• **DIRECTIONS FOR THIS TASK**
Copy the passage on being a better communicator word for word, from "1. LEARN TO" to "TO BODY LANGUAGE.".

Knowing how to communicate effectively is the key to any relationship. Whether you’re giving a presentation at work, working out a disagreement with your significant other, or just having a chat with a friend, knowing how to articulate your ideas—and listen to those of others—is crucial. But though we spend much of our time each day talking to each other, that doesn’t mean we’re all great communicators. Communicating effectively can be surprisingly challenging. So whether you struggle to get your points across or just want to brush up on a few pointers, here are 11 ways to be a better communicator.
1. LEARN TO LISTEN.
Active listening is the basis of all good communication: If you aren’t paying attention to what others are saying, there’s no way you’ll be able to respond effectively. Focus on what your conversation partner is saying, and if necessary, repeat it mentally to make sure you understand the points they’re making.
2. PAY ATTENTION TO BODY LANGUAGE.

• **DATA ENTRIES**
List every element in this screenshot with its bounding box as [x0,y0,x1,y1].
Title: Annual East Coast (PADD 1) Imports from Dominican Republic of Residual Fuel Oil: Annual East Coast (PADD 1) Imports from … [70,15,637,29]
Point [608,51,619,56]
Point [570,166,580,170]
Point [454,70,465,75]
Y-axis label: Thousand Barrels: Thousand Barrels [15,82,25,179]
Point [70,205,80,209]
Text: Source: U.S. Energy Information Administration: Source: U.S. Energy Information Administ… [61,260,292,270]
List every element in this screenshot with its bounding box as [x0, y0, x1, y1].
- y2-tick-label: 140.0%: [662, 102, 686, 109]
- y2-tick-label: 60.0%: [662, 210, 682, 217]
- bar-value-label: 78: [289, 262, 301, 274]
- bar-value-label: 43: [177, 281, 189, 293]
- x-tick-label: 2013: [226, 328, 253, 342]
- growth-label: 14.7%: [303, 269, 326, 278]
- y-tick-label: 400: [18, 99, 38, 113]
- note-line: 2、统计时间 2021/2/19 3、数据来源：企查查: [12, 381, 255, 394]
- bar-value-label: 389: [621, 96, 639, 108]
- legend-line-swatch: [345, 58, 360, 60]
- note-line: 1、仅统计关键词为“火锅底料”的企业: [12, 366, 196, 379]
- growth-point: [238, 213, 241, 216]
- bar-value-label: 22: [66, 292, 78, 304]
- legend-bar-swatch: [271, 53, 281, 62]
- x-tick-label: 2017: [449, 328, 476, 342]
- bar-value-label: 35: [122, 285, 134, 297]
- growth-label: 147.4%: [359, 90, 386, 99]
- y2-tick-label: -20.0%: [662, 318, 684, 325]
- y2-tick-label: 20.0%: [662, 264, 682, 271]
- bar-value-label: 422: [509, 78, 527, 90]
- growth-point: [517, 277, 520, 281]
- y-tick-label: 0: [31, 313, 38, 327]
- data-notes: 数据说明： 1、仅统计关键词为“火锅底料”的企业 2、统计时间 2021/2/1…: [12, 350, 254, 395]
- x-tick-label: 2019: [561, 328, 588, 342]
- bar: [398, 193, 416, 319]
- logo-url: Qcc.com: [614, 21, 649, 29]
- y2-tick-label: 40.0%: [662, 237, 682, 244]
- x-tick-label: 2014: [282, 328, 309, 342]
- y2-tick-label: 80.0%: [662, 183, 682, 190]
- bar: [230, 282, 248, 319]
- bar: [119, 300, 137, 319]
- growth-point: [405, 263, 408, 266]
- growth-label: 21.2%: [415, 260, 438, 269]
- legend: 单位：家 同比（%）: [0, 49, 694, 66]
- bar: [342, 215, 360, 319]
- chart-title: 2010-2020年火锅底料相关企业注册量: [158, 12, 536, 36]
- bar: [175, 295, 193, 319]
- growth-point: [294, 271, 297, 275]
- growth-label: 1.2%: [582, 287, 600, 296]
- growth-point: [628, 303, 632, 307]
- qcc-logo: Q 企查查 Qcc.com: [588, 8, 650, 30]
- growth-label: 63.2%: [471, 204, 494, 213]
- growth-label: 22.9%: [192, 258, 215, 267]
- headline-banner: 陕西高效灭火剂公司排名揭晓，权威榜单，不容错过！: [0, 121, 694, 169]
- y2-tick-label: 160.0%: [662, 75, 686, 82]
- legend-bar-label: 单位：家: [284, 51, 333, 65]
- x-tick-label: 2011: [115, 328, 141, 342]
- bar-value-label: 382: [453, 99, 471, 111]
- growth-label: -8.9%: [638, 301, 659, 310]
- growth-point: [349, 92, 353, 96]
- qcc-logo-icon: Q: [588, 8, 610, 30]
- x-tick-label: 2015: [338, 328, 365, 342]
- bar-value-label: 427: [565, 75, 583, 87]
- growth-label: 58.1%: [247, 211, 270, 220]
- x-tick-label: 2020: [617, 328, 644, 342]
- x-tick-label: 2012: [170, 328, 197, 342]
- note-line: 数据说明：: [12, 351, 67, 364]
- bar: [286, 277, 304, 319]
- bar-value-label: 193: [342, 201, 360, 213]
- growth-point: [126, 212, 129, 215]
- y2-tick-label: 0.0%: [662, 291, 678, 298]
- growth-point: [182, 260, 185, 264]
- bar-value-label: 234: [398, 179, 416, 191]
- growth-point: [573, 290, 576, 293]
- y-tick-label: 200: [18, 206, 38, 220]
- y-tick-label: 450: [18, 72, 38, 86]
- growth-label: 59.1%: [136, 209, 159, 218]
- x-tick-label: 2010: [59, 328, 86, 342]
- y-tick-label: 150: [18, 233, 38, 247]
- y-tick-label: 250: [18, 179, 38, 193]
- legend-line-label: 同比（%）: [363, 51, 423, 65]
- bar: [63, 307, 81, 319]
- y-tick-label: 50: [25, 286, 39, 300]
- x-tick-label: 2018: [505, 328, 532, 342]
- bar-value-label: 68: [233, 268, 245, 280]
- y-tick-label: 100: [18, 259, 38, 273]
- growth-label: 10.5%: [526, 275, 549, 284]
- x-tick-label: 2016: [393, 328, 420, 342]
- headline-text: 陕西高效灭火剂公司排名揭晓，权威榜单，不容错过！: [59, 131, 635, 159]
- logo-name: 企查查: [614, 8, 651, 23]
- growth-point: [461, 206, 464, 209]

• **RESULT**
1. LEARN TO LISTEN.
Active listening is the basis of all good communication: If you aren’t paying attention to what others are saying, there’s no way you’ll be able to respond effectively. Focus on what your conversation partner is saying, and if necessary, repeat it mentally to make sure you understand the points they’re making.
2. PAY ATTENTION TO BODY LANGUAGE.